### Задание a
Перенесите строки записей в JSON-список строк, начиная с первой строки записей и заканчивая строкой с "link-icon (146, 684, 162, 700)" включительно. Каждая строка записей становится отдельной строкой списка, пустые строки пропустите.

### Исходный текст
Надежнее вообще даже не спрашивать  :smilies:  Само место не очень прасадное

----------


## Lakshmana Prana das

> Надежнее вообще даже не спрашивать  Само место не очень прасадное


Да, такие места не для посещения вайшнавами. Но те, кто просто только становятся вегетарианцами, там получат какое-то благо.

----------


## Kasturika d.d.

> Могут предлагать Кришне некоторые блюда. Но лучше спросить у самого повара. 
> 
> Например, в Санкт-Петербурге есть кафе "Троицкий мост". Как я слышал, там в числе сотрудников есть преданные. И когда преданные готовят, они все предлагают. А вообще, само кафе не вайшнавское.


В Питере мы были в "Ботанике". Это то же кафе?

----------


## venkata

> Да, на этом форуме таки заставят обратиться к первоисточникам  Итак:
> 
> _Не понимаю, что ты имеешь в виду, что они начинают продавать самосы. Мы не должны продавать прасад, мы должны раздавать его и можем при этом просить пожертвования. Делать нужно именно так. (Письмо ШП Джадурани, 14 января 1970)

### Задание b
Допишите продолжение форумного обсуждения о прасаде в кафе, начиная сразу после последней приведённой фразы.

### Данные для обработки
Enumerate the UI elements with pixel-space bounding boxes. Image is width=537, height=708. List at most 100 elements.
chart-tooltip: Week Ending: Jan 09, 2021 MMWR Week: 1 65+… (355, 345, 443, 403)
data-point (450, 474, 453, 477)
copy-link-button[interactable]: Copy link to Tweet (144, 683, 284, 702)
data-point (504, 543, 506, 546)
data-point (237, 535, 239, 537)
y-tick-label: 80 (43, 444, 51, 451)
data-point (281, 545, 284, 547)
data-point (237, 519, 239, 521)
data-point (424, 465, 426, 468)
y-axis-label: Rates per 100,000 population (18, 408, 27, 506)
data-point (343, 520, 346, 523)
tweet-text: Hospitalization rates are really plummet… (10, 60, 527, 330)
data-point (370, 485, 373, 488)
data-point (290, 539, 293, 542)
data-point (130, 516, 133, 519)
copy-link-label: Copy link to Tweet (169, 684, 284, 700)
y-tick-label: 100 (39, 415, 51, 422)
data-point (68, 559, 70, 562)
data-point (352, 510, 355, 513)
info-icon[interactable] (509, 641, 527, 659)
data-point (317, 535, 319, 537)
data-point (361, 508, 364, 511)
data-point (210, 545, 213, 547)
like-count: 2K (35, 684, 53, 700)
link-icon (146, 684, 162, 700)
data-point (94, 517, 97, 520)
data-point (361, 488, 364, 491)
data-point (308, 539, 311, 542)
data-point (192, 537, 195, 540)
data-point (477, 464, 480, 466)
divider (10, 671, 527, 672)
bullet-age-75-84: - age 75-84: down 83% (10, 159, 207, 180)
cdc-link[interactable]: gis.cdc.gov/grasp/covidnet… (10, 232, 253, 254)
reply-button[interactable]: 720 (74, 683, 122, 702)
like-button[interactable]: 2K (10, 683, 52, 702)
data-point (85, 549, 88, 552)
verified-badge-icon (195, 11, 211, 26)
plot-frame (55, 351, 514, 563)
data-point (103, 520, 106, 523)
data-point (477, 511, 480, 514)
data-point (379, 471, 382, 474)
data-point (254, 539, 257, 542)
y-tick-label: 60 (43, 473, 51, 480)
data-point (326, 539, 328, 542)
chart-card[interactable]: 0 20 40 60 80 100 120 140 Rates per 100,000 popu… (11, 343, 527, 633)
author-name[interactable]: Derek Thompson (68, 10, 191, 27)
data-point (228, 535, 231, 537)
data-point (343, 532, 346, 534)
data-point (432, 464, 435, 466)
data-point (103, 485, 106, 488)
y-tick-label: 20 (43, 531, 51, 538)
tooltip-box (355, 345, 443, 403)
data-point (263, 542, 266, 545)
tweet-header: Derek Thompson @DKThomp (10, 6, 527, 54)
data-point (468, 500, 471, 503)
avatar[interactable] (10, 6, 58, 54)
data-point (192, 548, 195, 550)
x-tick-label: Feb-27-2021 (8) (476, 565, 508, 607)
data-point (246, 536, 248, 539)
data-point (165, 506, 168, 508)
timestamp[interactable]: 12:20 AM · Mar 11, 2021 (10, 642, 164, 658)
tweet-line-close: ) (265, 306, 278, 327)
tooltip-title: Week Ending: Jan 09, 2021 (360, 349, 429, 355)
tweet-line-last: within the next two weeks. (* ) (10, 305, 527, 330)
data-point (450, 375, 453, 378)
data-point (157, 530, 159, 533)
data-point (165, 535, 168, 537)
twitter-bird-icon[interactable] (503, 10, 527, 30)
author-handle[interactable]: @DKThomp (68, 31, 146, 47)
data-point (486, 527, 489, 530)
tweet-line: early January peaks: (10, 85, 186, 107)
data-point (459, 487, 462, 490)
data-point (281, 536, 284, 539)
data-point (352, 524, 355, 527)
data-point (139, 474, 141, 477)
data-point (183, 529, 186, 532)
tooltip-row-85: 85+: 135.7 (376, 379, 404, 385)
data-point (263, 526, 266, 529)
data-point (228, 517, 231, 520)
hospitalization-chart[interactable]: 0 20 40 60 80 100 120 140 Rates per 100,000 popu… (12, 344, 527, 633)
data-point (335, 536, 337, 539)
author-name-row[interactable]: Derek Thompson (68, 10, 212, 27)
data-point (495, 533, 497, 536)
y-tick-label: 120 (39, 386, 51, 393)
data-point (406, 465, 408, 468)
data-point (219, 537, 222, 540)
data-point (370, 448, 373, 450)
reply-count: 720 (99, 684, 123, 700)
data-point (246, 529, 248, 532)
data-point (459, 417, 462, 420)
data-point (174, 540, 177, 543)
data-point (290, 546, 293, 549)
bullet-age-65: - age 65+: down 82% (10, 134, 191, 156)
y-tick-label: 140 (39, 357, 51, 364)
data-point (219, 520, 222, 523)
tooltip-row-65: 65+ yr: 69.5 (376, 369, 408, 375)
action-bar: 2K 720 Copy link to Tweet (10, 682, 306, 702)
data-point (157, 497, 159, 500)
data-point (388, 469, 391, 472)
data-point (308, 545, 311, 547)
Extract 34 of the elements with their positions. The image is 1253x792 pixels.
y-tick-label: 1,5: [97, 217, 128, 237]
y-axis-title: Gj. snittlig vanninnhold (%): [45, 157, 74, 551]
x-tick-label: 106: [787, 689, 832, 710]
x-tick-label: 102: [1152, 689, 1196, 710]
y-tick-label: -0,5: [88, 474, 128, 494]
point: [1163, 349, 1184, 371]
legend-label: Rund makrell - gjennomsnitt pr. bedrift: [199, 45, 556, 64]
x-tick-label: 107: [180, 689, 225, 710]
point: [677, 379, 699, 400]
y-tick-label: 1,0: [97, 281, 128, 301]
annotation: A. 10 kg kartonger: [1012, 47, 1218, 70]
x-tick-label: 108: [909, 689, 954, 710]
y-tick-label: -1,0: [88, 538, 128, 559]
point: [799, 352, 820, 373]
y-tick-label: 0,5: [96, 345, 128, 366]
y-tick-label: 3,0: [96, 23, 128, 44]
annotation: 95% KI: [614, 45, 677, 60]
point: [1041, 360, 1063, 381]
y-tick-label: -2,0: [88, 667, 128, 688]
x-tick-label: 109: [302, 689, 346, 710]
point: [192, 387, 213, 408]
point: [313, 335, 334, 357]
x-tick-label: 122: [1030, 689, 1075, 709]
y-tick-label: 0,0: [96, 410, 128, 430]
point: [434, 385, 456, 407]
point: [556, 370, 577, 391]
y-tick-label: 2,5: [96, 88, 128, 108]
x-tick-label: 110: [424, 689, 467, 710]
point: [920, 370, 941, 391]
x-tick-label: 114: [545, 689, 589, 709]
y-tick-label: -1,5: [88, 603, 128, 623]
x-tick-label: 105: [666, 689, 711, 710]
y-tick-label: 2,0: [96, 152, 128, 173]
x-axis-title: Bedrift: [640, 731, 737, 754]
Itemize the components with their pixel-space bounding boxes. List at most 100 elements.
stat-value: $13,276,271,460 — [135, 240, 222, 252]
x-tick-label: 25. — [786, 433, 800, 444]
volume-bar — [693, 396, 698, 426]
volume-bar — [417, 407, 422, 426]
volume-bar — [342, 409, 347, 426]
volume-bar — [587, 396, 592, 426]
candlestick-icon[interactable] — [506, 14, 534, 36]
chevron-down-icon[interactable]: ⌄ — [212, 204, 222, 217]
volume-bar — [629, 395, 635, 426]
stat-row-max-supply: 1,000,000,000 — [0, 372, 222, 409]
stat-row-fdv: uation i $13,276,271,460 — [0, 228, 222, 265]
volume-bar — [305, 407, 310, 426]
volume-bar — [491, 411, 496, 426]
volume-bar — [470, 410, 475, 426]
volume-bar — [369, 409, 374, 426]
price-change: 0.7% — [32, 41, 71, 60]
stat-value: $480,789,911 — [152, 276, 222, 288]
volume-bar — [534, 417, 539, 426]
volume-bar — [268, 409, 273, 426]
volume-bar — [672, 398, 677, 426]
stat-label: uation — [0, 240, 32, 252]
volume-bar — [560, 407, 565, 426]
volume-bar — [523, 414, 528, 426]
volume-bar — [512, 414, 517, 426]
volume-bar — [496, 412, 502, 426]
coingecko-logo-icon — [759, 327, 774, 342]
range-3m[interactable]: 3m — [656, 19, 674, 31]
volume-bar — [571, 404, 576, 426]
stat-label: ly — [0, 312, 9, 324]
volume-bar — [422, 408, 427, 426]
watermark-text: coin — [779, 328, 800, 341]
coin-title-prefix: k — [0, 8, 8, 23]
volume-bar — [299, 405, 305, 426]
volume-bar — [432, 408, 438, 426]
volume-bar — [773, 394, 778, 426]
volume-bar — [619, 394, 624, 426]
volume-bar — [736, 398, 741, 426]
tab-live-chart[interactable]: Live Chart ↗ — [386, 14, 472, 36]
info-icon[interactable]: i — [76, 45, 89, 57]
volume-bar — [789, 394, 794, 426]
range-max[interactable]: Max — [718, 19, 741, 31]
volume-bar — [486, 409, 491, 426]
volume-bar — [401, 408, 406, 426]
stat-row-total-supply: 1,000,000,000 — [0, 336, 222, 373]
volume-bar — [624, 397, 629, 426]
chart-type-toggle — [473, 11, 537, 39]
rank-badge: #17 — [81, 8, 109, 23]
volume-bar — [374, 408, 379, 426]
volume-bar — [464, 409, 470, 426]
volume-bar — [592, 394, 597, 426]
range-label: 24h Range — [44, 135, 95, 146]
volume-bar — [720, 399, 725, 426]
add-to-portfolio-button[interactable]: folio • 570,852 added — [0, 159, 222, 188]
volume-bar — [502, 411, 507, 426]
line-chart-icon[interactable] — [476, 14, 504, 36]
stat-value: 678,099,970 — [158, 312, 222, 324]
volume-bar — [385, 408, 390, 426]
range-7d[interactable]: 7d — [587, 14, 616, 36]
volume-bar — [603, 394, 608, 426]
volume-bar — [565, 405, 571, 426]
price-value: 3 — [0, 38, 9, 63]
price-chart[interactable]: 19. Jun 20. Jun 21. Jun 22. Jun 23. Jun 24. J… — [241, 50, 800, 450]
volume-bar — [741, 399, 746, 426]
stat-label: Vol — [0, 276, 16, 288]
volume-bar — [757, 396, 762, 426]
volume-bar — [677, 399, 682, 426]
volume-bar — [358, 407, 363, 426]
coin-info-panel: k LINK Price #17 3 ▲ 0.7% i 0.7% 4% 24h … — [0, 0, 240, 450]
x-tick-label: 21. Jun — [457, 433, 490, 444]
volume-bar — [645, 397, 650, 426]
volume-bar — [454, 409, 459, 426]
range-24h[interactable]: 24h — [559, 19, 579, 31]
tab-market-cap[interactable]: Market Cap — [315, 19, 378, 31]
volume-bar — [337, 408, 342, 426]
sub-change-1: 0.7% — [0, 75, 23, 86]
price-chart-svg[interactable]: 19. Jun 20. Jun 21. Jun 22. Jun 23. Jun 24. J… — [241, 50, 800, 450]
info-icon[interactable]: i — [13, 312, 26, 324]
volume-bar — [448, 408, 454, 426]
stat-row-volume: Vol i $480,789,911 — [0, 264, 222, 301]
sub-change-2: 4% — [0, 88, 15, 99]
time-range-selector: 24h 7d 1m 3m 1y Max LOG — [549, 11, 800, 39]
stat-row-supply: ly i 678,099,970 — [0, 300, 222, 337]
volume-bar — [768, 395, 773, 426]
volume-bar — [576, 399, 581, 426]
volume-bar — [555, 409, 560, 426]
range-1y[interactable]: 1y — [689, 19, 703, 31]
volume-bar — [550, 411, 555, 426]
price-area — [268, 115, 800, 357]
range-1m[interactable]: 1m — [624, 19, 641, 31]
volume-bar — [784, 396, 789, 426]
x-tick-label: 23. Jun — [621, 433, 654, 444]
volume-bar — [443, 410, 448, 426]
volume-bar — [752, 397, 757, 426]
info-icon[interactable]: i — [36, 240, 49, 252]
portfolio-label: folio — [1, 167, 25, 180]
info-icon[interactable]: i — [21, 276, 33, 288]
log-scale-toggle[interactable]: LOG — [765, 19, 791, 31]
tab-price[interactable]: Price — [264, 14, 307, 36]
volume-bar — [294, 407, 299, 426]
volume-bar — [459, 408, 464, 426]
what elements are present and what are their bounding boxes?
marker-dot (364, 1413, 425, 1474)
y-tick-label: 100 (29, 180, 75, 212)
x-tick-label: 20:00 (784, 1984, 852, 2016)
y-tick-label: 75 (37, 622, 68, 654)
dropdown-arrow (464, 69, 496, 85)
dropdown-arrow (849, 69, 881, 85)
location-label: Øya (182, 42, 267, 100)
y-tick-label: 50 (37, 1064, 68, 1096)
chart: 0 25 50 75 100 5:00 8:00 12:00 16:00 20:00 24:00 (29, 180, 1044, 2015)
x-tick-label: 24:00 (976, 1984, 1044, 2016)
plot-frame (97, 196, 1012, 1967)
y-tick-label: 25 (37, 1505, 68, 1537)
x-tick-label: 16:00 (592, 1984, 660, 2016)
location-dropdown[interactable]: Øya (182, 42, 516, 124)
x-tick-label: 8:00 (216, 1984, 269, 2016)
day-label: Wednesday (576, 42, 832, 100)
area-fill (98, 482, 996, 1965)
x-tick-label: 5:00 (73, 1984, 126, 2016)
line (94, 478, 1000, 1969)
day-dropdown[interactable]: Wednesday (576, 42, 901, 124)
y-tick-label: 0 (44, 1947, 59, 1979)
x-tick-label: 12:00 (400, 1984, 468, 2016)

### Ответ a
[
  "Enumerate the UI elements with pixel-space bounding boxes. Image is width=537, height=708. List at most 100 elements.",
  "chart-tooltip: Week Ending: Jan 09, 2021 MMWR Week: 1 65+… (355, 345, 443, 403)",
  "data-point (450, 474, 453, 477)",
  "copy-link-button[interactable]: Copy link to Tweet (144, 683, 284, 702)",
  "data-point (504, 543, 506, 546)",
  "data-point (237, 535, 239, 537)",
  "y-tick-label: 80 (43, 444, 51, 451)",
  "data-point (281, 545, 284, 547)",
  "data-point (237, 519, 239, 521)",
  "data-point (424, 465, 426, 468)",
  "y-axis-label: Rates per 100,000 population (18, 408, 27, 506)",
  "data-point (343, 520, 346, 523)",
  "tweet-text: Hospitalization rates are really plummet… (10, 60, 527, 330)",
  "data-point (370, 485, 373, 488)",
  "data-point (290, 539, 293, 542)",
  "data-point (130, 516, 133, 519)",
  "copy-link-label: Copy link to Tweet (169, 684, 284, 700)",
  "y-tick-label: 100 (39, 415, 51, 422)",
  "data-point (68, 559, 70, 562)",
  "data-point (352, 510, 355, 513)",
  "info-icon[interactable] (509, 641, 527, 659)",
  "data-point (317, 535, 319, 537)",
  "data-point (361, 508, 364, 511)",
  "data-point (210, 545, 213, 547)",
  "like-count: 2K (35, 684, 53, 700)",
  "link-icon (146, 684, 162, 700)"
]

### Ответ b
> 
> Мы распространяем прасад бесплатно, зачем делать из этого бизнес? Любой человек с радостью принимает наш бесплатный прасад. Пусть лучше Сумати Морарджи пожертвует рис, дал и все остальное для этой программы раздачи прасада. Согласно нашей ведической системе, распространение прасада не должно становиться в один ряд с гостиничным или буфетным бизнесом. Какой бы прасад мы ни раздавали, это должно делаться бесплатно. Итак, общий вывод: ты должен распространять прасад бесплатно. (Письмо ШП Гирирадже, 12 апреля 1972)_
> 
> Однако:_
> 
> Я послал письмо Шрутакирти-дасу на Гавайи. Он очень хорошо управлял рестораном в Гонолулу, а теперь может приехать, чтобы помочь тебе открыть новый прасад-ресторан в Бостоне. Прилагаю копию письма, которое я ему направил. (Письмо ШП Амбариша-дасу, 14 марта 1976)
> ...


Спасибо,Гокуланатх пр! Исчерпывающий ответ.Прабхупада хочет,что бы преданные развивали вайшнавскую культуру,поэтому внутри общества(общины) должны развиваться любовные отношения,в основе которых лежит принимать и раздавать прасад.Также Прабхупада говорил,что прасад,это тайное оружие ИСККОН.И продавая его вне нашего общества(Общины),мы несём людям милость Кришны.

----------


## Lakshmana Prana das

> В Питере мы были в "Ботанике". Это то же кафе?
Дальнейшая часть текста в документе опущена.